Give only the count of lines containing "Presiden".

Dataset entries
* * * * * * * * *

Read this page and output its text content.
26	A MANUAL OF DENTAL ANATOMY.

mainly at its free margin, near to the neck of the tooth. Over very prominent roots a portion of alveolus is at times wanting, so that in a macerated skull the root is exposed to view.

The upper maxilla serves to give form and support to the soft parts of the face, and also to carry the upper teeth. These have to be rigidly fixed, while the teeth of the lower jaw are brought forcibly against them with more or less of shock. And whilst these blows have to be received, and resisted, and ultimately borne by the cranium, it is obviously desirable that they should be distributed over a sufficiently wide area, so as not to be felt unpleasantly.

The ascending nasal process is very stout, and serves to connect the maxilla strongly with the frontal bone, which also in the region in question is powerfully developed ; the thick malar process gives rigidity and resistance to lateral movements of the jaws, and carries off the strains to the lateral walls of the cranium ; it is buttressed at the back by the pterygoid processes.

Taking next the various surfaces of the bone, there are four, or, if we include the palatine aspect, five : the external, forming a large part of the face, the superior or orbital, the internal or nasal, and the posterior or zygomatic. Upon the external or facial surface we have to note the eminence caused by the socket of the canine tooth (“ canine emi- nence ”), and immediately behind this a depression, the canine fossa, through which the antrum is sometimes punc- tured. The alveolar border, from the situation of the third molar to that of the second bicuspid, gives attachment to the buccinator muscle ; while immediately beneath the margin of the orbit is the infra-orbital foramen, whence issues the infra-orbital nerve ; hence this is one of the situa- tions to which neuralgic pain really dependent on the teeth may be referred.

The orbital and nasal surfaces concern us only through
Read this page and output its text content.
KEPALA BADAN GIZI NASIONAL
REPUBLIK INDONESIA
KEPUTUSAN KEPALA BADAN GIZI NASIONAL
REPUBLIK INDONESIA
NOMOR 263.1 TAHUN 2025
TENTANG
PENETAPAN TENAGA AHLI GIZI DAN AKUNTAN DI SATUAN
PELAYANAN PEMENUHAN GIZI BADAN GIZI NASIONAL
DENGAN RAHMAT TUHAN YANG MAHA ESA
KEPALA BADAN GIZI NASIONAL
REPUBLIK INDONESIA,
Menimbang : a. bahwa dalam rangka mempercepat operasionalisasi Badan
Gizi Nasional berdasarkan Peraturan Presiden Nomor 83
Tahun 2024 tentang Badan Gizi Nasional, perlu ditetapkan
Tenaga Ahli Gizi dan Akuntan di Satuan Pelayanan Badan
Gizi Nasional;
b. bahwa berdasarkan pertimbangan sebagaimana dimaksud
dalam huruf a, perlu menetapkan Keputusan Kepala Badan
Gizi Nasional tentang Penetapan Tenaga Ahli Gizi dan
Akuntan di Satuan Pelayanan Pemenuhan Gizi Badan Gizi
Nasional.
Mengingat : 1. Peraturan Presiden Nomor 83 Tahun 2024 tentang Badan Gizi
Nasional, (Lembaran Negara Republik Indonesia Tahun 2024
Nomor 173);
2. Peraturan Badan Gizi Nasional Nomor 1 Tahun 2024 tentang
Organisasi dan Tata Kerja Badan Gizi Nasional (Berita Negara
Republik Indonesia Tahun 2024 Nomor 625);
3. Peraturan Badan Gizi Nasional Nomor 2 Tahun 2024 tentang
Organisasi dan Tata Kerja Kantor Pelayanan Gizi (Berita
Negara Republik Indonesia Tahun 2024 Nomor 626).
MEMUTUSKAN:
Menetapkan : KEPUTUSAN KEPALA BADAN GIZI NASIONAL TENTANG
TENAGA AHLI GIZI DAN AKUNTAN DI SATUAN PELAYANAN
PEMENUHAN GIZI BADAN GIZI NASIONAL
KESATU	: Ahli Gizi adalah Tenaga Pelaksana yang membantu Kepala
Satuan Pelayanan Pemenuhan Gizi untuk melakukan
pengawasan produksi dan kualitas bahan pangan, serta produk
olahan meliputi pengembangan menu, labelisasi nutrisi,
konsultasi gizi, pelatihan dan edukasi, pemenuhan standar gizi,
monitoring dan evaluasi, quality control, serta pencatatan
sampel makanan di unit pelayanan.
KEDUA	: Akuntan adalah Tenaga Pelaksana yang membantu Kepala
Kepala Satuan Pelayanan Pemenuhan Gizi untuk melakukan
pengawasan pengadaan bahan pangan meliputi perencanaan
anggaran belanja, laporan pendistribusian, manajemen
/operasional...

* * * * * * * * *

* **FINAL ANSWER**: 2